» TASK PROMPT
Report how many lines of the following entries include the string "Stone"; respond with the number alone.
═════ ROWS
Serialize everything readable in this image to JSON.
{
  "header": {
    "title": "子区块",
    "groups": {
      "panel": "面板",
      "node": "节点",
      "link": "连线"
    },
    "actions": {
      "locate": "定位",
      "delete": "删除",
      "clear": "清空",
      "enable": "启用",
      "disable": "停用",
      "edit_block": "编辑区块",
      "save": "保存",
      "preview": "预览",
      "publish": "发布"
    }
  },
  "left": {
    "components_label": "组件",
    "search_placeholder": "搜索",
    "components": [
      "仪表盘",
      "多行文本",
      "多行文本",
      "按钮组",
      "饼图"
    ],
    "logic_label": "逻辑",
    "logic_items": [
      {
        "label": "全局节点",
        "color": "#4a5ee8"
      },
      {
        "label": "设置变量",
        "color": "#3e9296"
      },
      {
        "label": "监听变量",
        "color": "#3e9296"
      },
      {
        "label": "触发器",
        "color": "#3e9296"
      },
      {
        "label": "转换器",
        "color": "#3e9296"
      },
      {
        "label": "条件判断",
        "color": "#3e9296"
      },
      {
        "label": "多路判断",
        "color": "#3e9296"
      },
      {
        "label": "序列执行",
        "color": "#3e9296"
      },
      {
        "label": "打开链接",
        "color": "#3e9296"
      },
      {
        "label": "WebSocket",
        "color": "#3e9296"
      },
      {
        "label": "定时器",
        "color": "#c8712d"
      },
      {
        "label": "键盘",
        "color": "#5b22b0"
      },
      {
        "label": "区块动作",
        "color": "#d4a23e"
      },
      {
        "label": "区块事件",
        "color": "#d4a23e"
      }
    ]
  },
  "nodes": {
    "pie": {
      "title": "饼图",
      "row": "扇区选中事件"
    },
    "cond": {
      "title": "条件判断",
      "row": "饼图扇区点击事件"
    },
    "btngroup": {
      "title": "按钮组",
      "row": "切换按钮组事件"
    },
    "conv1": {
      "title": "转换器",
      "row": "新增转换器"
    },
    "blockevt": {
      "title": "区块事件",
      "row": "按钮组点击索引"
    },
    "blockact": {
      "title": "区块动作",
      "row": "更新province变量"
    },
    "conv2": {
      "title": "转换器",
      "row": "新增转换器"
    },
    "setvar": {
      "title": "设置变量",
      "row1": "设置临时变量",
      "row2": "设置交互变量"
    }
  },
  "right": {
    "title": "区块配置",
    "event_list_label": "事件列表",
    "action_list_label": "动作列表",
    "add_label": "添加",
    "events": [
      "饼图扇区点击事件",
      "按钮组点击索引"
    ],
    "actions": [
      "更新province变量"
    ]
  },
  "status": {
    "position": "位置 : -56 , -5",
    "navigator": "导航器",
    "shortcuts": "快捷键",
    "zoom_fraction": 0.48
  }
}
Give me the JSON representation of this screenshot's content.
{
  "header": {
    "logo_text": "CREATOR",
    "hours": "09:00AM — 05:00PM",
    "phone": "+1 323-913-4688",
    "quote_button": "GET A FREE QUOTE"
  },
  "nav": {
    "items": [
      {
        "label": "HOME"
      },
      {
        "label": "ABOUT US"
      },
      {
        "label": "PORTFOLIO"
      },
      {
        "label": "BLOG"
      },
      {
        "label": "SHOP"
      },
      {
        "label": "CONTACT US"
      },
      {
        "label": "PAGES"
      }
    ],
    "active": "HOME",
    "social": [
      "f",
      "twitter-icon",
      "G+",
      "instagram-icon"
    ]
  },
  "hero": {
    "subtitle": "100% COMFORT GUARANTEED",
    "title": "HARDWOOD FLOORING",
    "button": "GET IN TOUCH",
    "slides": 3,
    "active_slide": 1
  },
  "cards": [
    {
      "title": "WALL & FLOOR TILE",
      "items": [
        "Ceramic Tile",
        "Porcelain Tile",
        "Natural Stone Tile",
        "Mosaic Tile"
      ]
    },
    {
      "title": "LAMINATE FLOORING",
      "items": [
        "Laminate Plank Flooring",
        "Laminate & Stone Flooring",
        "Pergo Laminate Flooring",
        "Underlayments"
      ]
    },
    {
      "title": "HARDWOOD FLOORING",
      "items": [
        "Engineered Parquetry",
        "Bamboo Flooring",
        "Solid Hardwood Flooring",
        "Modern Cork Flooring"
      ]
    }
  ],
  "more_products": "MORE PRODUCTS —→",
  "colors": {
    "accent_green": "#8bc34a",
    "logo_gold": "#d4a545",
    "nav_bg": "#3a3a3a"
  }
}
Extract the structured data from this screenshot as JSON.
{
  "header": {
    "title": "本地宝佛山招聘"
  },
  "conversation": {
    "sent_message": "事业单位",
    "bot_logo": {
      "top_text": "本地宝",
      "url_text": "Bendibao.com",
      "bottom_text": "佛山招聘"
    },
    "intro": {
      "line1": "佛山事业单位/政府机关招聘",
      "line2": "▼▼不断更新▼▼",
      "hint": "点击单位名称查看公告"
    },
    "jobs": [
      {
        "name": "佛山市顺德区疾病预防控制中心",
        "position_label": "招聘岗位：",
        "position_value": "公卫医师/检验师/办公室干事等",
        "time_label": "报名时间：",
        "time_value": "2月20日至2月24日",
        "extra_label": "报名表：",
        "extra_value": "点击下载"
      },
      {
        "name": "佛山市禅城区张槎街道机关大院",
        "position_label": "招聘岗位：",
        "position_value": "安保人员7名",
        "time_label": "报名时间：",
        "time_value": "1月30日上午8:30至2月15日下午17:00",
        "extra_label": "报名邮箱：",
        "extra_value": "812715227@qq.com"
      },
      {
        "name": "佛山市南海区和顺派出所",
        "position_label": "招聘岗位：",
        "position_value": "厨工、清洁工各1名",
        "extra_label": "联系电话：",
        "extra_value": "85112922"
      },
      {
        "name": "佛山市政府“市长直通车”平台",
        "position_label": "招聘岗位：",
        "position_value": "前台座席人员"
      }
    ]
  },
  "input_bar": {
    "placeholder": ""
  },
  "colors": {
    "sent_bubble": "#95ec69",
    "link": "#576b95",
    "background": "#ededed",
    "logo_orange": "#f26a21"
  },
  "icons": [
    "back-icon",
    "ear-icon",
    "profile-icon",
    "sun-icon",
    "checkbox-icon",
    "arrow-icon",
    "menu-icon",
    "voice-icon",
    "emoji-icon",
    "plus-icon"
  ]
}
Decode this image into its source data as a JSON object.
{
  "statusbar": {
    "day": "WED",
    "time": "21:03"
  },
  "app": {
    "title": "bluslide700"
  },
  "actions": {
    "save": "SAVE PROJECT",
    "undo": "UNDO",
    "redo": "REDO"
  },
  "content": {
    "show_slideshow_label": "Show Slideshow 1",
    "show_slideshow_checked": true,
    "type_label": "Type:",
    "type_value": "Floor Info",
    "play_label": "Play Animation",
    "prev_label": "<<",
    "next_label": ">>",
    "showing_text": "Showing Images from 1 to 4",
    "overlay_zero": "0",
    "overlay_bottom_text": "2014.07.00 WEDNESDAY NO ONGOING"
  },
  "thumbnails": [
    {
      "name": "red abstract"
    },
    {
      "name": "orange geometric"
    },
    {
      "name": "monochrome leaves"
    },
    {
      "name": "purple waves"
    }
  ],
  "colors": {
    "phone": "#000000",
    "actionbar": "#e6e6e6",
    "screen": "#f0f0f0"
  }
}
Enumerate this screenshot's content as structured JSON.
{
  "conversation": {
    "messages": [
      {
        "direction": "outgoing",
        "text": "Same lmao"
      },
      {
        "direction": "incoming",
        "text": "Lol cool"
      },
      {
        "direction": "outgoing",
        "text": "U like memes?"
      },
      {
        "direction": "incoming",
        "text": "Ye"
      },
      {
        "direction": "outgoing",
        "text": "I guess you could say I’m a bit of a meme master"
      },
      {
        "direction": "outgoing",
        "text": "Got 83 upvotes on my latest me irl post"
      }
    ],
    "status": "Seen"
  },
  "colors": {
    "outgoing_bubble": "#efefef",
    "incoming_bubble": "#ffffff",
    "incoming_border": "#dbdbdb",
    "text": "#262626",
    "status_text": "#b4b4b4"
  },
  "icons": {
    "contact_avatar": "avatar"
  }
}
══════════
» CORRECT OUTPUT
2